[Collection entries]
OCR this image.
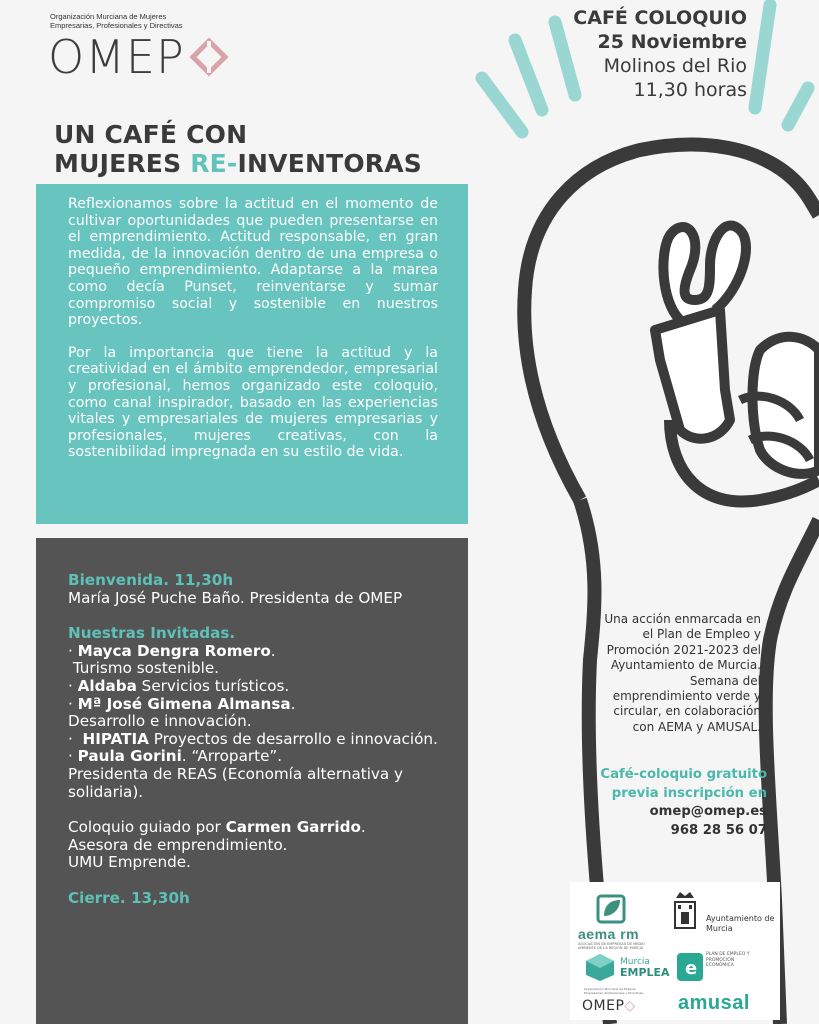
Organización Murciana de Mujeres
Empresarias, Profesionales y Directivas
OMEP
CAFÉ COLOQUIO
25 Noviembre
Molinos del Rio
11,30 horas
UN CAFÉ CON
MUJERES RE-INVENTORAS

Reflexionamos sobre la actitud en el momento de cultivar oportunidades que pueden presentarse en el emprendimiento. Actitud responsable, en gran medida, de la innovación dentro de una empresa o pequeño emprendimiento. Adaptarse a la marea como decía Punset, reinventarse y sumar compromiso social y sostenible en nuestros proyectos.

Por la importancia que tiene la actitud y la creatividad en el ámbito emprendedor, empresarial y profesional, hemos organizado este coloquio, como canal inspirador, basado en las experiencias vitales y empresariales de mujeres empresarias y profesionales, mujeres creativas, con la sostenibilidad impregnada en su estilo de vida.

Bienvenida. 11,30h
María José Puche Baño. Presidenta de OMEP
Nuestras Invitadas.
· Mayca Dengra Romero.
Turismo sostenible.
· Aldaba Servicios turísticos.
· Mª José Gimena Almansa.
Desarrollo e innovación.
·  HIPATIA Proyectos de desarrollo e innovación.
· Paula Gorini. “Arroparte”.
Presidenta de REAS (Economía alternativa y solidaria).
Coloquio guiado por Carmen Garrido.
Asesora de emprendimiento.
UMU Emprende.
Cierre. 13,30h
Una acción enmarcada en el Plan de Empleo y Promoción 2021-2023 del Ayuntamiento de Murcia. Semana del emprendimiento verde y circular, en colaboración con AEMA y AMUSAL.
Café-coloquio gratuito
previa inscripción en
omep@omep.es
968 28 56 07
aema rm
ASOCIACIÓN DE EMPRESAS DE MEDIO AMBIENTE DE LA REGIÓN DE MURCIA
Ayuntamiento de Murcia
Murcia
EMPLEA e
PLAN DE EMPLEO Y PROMOCIÓN ECONÓMICA
Organización Murciana de Mujeres Empresarias, Profesionales y Directivas
OMEP◇ amusal
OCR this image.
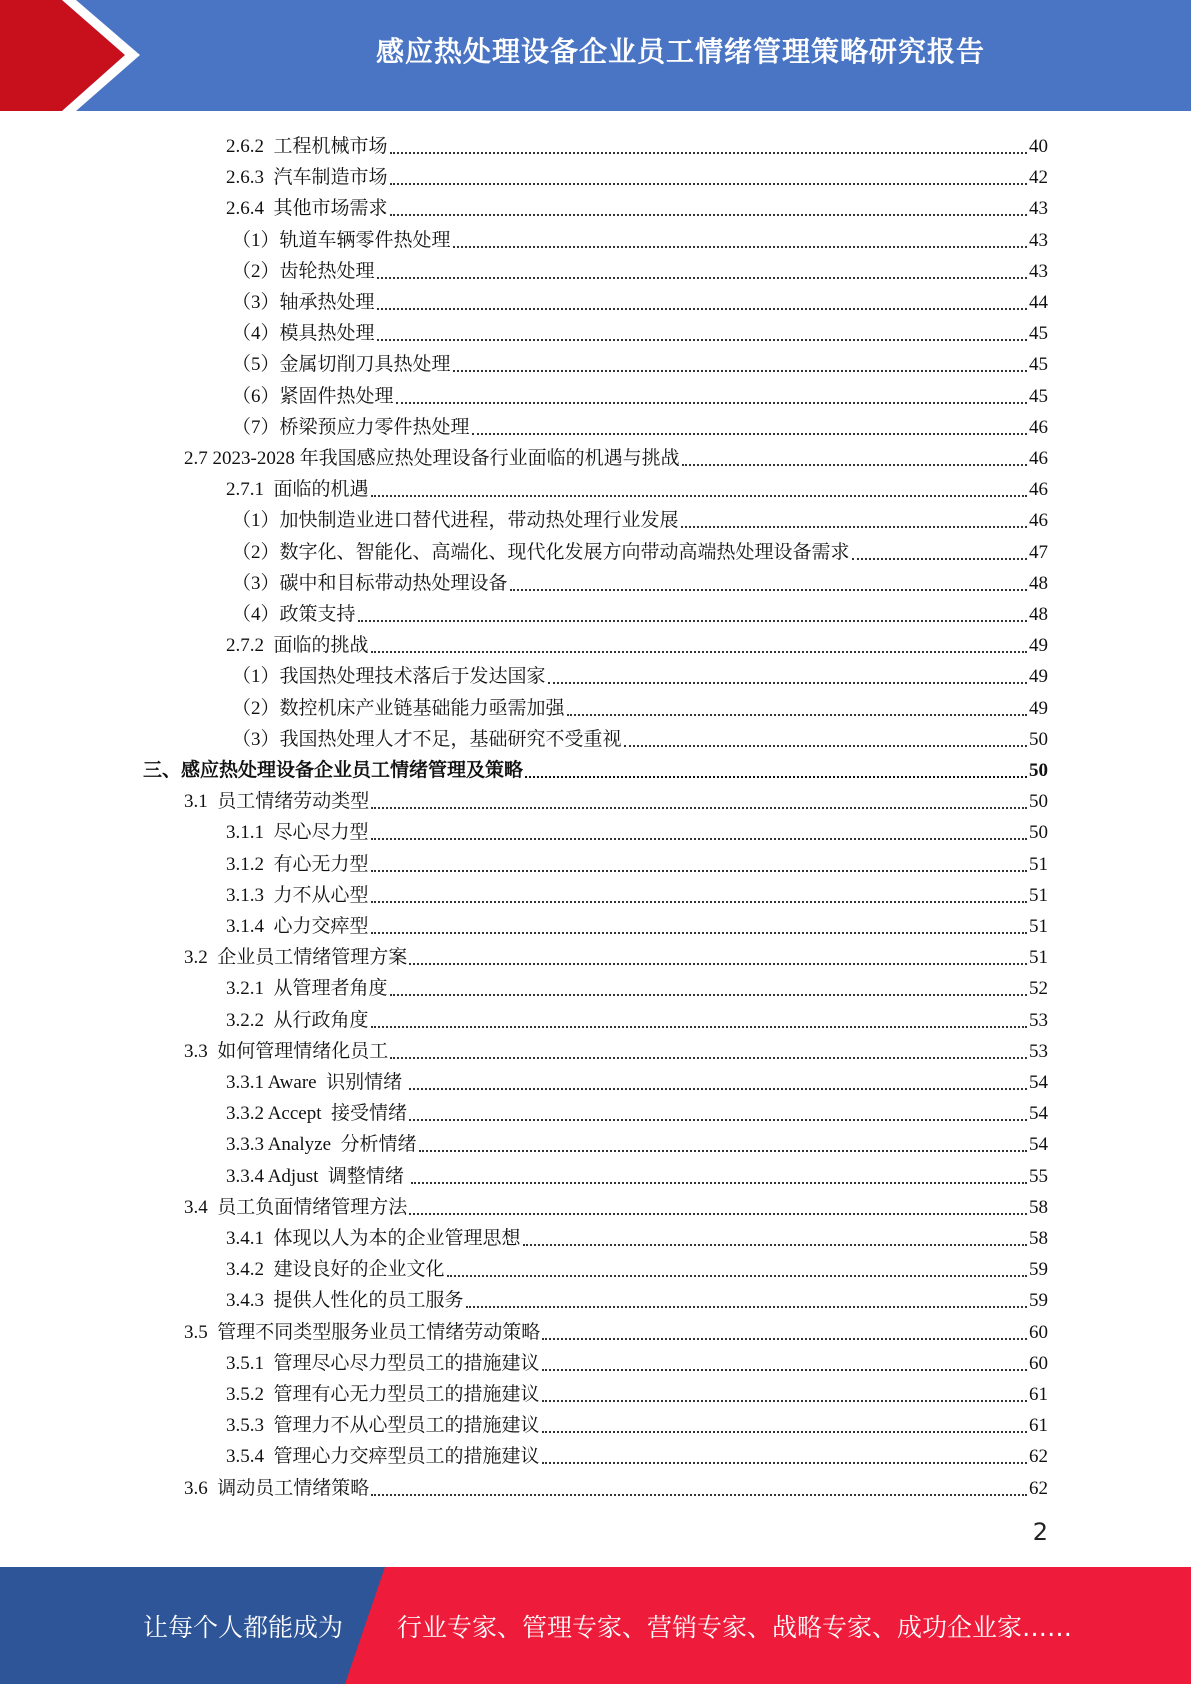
感应热处理设备企业员工情绪管理策略研究报告
2.6.2  工程机械市场	40
2.6.3  汽车制造市场	42
2.6.4  其他市场需求	43
（1）轨道车辆零件热处理	43
（2）齿轮热处理	43
（3）轴承热处理	44
（4）模具热处理	45
（5）金属切削刀具热处理	45
（6）紧固件热处理	45
（7）桥梁预应力零件热处理	46
2.7 2023-2028 年我国感应热处理设备行业面临的机遇与挑战	46
2.7.1  面临的机遇	46
（1）加快制造业进口替代进程，带动热处理行业发展	46
（2）数字化、智能化、高端化、现代化发展方向带动高端热处理设备需求	47
（3）碳中和目标带动热处理设备	48
（4）政策支持	48
2.7.2  面临的挑战	49
（1）我国热处理技术落后于发达国家	49
（2）数控机床产业链基础能力亟需加强	49
（3）我国热处理人才不足，基础研究不受重视	50
三、感应热处理设备企业员工情绪管理及策略	50
3.1  员工情绪劳动类型	50
3.1.1  尽心尽力型	50
3.1.2  有心无力型	51
3.1.3  力不从心型	51
3.1.4  心力交瘁型	51
3.2  企业员工情绪管理方案	51
3.2.1  从管理者角度	52
3.2.2  从行政角度	53
3.3  如何管理情绪化员工	53
3.3.1 Aware  识别情绪	54
3.3.2 Accept  接受情绪	54
3.3.3 Analyze  分析情绪	54
3.3.4 Adjust  调整情绪	55
3.4  员工负面情绪管理方法	58
3.4.1  体现以人为本的企业管理思想	58
3.4.2  建设良好的企业文化	59
3.4.3  提供人性化的员工服务	59
3.5  管理不同类型服务业员工情绪劳动策略	60
3.5.1  管理尽心尽力型员工的措施建议	60
3.5.2  管理有心无力型员工的措施建议	61
3.5.3  管理力不从心型员工的措施建议	61
3.5.4  管理心力交瘁型员工的措施建议	62
3.6  调动员工情绪策略	62
2
让每个人都能成为 行业专家、管理专家、营销专家、战略专家、成功企业家……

**Job**
Your answer should be a single number: the count of lines in the listing that contain the word "innovación".

**The completed task**
3